***** SUPPLIED INFORMATION *****

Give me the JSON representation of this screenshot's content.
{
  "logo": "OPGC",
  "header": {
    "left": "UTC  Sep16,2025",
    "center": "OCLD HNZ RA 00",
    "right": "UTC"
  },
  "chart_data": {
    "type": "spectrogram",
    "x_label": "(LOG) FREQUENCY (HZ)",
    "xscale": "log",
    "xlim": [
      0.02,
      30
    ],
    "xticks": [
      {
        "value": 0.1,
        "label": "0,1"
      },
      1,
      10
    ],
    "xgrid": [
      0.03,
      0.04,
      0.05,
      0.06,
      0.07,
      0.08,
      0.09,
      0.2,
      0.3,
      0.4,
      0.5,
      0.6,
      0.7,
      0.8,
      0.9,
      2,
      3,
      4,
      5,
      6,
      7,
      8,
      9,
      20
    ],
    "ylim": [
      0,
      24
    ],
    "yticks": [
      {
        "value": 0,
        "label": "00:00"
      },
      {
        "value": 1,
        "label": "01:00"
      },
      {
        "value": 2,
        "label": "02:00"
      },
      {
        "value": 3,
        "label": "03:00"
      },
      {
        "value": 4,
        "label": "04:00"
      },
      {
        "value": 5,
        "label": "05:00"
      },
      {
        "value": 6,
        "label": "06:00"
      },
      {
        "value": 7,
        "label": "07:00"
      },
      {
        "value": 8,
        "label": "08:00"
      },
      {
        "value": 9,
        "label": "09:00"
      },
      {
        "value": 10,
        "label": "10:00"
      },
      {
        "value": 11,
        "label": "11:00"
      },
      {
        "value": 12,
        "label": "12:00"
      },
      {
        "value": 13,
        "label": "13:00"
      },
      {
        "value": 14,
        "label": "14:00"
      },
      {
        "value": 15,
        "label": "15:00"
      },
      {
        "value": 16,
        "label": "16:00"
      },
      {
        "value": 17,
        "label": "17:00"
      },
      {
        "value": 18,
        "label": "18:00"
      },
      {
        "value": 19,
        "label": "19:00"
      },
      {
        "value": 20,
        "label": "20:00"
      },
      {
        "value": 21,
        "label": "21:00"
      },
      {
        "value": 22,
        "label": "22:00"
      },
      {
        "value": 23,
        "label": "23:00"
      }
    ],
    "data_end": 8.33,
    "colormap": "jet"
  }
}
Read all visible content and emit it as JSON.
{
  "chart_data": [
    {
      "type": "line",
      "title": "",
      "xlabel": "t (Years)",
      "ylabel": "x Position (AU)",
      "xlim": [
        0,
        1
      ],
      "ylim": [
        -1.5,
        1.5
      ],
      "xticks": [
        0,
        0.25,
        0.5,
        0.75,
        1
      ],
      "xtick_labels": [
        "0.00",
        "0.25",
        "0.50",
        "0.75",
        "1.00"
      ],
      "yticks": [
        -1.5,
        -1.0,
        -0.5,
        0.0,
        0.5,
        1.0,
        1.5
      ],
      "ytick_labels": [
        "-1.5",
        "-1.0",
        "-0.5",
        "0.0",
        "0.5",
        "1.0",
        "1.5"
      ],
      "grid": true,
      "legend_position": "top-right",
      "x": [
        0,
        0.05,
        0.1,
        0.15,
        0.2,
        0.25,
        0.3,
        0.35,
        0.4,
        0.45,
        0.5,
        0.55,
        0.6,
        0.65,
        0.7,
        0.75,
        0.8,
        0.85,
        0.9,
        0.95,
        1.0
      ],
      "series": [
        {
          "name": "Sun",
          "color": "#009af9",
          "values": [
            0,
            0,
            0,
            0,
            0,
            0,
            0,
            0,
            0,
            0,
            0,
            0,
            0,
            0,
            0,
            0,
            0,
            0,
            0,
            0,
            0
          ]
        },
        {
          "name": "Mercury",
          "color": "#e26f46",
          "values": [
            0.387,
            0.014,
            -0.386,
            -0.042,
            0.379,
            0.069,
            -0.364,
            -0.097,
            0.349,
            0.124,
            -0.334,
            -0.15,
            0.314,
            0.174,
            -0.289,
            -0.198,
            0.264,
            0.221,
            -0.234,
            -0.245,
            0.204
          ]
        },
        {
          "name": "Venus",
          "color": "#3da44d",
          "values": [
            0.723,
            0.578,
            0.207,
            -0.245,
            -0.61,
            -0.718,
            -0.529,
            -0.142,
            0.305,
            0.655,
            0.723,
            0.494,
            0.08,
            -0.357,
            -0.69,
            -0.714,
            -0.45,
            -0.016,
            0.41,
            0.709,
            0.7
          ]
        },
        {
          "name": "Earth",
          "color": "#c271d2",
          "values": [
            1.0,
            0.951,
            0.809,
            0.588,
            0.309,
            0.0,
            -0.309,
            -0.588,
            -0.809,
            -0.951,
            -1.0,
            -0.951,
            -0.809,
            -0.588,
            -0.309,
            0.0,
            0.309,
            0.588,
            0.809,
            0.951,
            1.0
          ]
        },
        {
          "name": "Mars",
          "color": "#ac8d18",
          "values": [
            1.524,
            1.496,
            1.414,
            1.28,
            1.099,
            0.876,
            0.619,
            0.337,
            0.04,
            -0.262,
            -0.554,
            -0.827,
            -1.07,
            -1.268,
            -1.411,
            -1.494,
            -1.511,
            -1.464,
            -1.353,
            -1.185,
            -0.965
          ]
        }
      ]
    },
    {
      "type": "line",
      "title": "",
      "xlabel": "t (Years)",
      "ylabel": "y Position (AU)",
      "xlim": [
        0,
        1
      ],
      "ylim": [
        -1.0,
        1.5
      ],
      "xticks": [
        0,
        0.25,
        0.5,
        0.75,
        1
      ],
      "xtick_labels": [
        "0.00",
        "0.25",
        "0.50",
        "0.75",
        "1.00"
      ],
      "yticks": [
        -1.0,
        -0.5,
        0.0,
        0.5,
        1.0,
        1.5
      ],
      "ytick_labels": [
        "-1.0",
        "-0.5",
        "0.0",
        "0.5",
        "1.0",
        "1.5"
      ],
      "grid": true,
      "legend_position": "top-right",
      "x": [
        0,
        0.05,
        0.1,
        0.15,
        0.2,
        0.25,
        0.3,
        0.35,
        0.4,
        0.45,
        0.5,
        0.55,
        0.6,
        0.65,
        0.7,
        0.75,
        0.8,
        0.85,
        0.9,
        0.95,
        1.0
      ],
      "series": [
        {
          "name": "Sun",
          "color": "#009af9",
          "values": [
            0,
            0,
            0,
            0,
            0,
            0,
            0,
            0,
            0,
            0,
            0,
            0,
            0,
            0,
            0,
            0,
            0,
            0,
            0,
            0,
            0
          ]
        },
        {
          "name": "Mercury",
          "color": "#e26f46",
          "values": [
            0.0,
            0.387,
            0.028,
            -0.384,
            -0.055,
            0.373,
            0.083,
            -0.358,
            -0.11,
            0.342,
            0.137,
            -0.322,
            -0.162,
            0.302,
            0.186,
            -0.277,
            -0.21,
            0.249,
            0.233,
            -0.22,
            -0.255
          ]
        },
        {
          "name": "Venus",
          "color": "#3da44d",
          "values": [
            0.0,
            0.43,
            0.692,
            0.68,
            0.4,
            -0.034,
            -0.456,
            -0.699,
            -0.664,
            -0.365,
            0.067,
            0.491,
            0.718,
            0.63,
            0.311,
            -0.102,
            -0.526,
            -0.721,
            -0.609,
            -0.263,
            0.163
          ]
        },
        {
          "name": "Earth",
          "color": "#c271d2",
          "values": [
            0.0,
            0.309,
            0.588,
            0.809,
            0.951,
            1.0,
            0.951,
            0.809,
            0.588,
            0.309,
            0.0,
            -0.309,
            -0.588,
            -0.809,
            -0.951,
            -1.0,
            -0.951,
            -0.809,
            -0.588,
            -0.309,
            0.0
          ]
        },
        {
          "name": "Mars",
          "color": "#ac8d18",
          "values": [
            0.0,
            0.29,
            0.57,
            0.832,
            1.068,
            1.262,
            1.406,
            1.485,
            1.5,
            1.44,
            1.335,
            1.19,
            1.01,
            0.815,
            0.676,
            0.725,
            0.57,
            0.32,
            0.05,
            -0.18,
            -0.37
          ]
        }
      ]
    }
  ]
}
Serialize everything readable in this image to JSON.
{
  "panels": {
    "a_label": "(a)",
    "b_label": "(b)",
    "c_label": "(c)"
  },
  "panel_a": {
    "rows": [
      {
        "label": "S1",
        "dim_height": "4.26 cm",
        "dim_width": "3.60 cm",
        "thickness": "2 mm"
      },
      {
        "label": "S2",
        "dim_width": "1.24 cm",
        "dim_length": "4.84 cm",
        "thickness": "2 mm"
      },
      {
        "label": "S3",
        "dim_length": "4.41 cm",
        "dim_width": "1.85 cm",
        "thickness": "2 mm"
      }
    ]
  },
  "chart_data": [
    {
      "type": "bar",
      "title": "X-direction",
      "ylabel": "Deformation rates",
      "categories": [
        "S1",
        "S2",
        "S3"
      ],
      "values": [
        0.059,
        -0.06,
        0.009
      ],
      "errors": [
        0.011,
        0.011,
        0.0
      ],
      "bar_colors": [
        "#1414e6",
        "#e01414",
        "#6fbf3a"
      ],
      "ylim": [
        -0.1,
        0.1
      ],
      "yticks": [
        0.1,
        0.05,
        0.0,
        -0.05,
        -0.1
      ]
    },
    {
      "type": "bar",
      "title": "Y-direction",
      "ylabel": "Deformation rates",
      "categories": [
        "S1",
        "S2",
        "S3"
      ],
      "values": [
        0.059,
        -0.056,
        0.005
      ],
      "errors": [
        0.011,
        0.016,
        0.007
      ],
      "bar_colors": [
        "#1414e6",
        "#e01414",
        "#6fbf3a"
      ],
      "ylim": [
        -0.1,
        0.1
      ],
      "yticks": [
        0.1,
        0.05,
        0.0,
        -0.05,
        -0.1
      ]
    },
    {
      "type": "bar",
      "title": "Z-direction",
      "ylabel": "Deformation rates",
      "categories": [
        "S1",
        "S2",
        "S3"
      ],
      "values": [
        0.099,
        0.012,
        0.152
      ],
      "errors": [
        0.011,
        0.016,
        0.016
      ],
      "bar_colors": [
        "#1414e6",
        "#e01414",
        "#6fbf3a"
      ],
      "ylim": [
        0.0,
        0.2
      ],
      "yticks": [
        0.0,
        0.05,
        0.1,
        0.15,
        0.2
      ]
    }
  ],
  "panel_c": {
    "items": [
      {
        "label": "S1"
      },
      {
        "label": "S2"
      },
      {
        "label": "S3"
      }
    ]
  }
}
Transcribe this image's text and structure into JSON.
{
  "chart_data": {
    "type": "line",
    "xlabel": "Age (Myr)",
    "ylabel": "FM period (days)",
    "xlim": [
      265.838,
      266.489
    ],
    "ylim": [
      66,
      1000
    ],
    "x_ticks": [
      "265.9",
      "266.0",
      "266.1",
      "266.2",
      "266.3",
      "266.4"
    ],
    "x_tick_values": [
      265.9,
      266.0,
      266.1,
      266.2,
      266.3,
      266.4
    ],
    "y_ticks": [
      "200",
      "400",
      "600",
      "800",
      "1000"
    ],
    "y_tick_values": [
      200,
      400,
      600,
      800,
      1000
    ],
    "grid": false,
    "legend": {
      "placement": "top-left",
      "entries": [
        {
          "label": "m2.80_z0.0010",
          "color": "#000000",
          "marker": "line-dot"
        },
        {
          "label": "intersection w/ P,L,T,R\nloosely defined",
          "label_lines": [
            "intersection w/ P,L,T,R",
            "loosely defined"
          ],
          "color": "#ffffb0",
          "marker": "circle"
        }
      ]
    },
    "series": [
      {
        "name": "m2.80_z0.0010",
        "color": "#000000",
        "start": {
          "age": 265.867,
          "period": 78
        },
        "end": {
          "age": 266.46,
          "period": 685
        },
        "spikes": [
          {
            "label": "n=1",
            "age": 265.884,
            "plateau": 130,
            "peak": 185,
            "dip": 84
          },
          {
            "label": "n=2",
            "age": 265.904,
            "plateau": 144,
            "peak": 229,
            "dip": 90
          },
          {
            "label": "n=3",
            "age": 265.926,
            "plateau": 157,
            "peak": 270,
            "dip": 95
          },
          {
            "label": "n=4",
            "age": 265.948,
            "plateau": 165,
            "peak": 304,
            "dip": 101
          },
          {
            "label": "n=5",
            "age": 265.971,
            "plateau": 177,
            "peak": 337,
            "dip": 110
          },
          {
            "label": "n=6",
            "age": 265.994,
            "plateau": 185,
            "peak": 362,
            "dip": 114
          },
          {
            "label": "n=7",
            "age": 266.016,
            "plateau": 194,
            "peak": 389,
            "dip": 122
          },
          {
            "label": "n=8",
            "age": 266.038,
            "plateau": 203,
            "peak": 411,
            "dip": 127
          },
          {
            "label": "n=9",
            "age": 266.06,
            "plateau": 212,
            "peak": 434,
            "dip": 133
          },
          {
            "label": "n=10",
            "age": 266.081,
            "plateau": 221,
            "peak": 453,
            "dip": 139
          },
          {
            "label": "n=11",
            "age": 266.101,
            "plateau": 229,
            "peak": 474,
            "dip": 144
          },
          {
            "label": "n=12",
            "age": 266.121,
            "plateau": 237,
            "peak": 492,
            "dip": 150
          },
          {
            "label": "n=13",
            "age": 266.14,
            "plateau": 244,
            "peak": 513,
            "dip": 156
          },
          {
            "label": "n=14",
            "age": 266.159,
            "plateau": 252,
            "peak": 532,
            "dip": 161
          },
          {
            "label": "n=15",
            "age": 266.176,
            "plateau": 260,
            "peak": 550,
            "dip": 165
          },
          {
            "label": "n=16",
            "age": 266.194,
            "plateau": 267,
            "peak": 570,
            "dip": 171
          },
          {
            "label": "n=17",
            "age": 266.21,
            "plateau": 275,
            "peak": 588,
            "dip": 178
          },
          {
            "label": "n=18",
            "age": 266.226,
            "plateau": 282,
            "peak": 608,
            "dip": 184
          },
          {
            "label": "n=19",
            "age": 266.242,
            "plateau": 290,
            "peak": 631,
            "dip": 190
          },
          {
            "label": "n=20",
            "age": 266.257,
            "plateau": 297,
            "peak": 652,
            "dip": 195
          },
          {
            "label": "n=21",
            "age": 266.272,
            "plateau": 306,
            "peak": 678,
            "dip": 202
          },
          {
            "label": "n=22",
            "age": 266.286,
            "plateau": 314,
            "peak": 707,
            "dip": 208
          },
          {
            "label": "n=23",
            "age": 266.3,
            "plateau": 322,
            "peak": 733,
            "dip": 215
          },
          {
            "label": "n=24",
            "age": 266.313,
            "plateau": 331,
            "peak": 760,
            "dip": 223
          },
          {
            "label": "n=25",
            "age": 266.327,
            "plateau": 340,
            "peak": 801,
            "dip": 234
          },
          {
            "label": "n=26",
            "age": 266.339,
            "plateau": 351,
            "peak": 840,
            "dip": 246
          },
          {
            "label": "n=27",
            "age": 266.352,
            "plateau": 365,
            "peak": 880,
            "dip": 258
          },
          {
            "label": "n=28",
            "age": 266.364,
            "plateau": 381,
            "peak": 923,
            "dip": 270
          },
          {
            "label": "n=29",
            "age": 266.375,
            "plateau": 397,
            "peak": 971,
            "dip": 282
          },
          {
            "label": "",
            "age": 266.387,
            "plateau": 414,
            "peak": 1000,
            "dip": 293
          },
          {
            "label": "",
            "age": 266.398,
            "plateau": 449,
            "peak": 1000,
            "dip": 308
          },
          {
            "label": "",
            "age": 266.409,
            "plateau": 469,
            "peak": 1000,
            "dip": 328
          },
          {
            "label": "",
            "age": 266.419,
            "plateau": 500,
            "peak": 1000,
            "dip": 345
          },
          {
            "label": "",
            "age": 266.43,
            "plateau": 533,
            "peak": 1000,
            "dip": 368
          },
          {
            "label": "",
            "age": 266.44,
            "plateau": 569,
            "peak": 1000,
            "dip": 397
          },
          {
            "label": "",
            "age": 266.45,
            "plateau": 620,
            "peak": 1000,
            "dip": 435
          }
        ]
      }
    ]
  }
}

*****

WHAT THIS TASK INVOLVES:
Look through the entries above and report each line where the string "image" occurs.

PROBLEM SOLUTION:
Serialize everything readable in this image to JSON.
Transcribe this image's text and structure into JSON.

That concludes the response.